**Your instructions**. Each line that holds the word "ouverture" should be returned.

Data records
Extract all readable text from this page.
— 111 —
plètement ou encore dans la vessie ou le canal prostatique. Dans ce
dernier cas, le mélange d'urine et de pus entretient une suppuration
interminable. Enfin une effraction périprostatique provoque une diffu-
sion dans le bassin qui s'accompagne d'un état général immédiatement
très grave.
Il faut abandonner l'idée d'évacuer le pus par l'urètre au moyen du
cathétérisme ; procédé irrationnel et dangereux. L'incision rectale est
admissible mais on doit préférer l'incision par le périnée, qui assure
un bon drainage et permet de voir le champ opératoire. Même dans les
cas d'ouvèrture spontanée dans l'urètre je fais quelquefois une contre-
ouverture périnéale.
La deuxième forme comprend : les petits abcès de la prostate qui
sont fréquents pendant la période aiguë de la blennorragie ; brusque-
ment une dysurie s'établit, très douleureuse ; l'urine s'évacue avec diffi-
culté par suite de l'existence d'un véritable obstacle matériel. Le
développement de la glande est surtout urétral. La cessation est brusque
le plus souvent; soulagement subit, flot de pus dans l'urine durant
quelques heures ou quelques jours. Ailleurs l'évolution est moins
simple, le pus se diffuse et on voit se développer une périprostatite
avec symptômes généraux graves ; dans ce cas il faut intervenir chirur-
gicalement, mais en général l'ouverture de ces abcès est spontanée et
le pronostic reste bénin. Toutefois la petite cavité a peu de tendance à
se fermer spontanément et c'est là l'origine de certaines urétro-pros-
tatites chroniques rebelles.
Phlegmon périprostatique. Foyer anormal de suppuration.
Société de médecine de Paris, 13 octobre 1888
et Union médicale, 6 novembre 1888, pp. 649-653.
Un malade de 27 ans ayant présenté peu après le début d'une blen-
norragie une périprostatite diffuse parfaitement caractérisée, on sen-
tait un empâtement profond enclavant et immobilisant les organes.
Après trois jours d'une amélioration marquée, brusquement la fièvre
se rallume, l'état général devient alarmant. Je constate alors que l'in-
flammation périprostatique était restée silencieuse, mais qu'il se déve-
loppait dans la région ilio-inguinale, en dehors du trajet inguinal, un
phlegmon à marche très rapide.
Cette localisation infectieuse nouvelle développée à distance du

**Task result**.
ouverture périnéale.
gicalement, mais en général l'ouverture de ces abcès est spontanée et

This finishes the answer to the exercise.